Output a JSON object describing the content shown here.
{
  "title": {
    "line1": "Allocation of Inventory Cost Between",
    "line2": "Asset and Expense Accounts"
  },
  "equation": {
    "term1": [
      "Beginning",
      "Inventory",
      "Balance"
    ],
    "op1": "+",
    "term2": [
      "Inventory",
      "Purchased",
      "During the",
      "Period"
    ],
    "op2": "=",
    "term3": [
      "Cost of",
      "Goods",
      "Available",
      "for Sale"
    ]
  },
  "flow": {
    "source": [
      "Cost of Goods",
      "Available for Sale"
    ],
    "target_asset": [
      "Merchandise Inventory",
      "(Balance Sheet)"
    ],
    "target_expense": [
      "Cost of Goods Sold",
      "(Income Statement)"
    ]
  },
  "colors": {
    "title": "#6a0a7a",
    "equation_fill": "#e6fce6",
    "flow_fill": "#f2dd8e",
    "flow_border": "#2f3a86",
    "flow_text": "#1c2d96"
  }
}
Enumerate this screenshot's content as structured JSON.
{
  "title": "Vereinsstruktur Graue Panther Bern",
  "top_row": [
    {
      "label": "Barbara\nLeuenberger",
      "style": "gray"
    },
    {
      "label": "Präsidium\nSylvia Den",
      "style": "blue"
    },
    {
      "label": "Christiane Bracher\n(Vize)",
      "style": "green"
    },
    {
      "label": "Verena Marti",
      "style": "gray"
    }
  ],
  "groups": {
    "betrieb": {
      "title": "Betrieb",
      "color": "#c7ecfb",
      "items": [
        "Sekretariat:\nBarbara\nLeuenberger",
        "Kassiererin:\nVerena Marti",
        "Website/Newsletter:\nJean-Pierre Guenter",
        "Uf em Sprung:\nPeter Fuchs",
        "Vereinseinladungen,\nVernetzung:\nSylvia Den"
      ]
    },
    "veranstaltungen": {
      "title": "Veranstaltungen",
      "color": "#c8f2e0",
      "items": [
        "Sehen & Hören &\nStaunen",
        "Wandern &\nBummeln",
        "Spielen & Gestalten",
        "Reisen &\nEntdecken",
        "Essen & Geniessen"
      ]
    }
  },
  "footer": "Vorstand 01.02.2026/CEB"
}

===============

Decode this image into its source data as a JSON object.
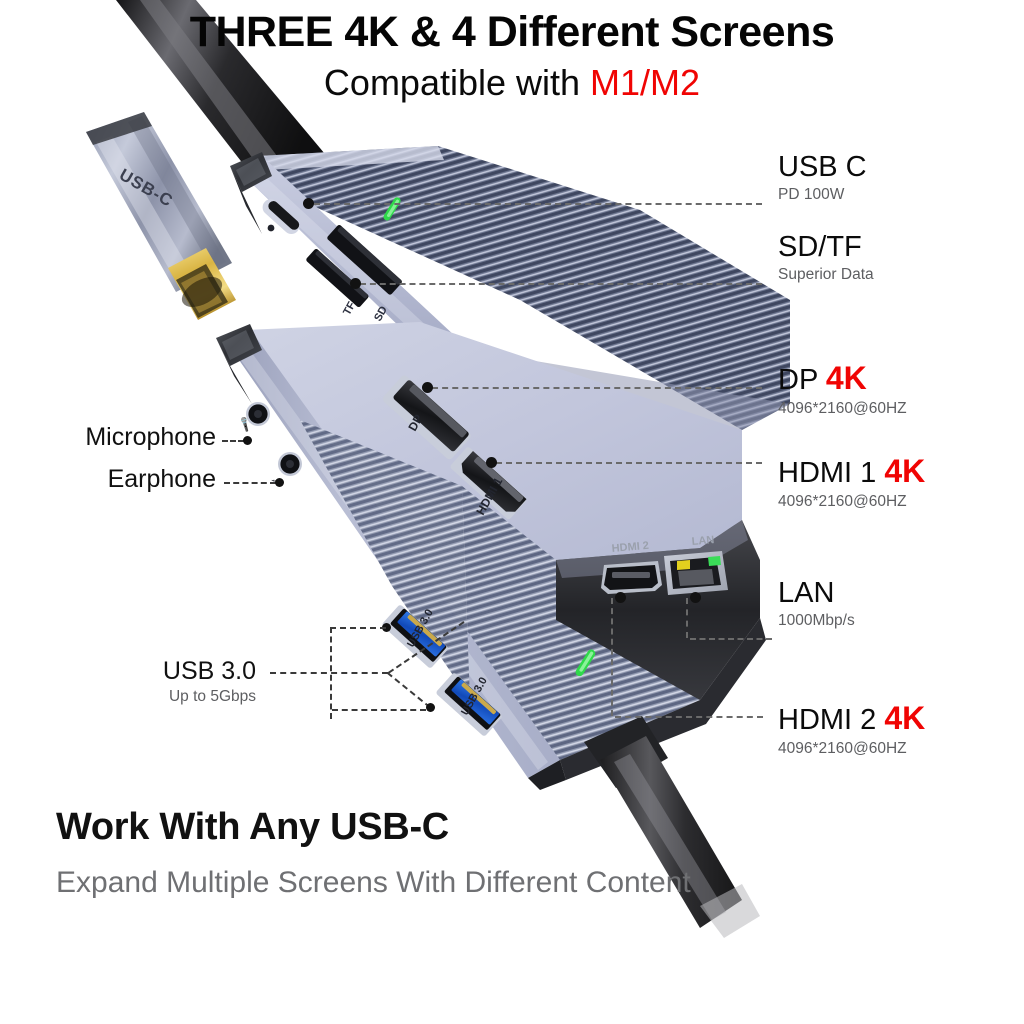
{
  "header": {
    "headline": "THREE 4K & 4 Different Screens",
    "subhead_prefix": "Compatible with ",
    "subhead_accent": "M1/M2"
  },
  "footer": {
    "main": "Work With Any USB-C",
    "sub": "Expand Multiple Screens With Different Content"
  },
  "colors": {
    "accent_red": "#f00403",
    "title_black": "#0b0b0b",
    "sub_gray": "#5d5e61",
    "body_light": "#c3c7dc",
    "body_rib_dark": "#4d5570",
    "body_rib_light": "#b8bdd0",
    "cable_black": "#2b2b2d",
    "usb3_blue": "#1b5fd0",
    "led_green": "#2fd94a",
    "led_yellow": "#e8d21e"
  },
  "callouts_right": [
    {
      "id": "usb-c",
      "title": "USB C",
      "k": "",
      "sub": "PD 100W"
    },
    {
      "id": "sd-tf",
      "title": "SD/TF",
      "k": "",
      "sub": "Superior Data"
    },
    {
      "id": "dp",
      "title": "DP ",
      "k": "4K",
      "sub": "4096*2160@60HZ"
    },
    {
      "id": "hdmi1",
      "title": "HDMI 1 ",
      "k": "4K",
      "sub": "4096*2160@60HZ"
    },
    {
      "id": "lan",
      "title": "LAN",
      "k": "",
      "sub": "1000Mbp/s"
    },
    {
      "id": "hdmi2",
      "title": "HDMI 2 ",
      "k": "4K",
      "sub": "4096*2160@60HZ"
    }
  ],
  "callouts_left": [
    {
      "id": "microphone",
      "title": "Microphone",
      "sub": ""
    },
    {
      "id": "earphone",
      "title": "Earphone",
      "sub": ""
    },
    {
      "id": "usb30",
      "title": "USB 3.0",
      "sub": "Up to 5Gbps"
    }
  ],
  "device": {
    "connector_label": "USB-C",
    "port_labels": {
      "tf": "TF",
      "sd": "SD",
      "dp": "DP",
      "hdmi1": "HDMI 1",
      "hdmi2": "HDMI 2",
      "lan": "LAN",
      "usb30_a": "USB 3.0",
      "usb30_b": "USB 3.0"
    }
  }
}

===============

- [GOAL] Look through the data and gather every line with the string "Marti" in it.

- [SOLUTION TO THE EXERCISE]
      "label": "Verena Marti",
        "Kassiererin:\nVerena Marti",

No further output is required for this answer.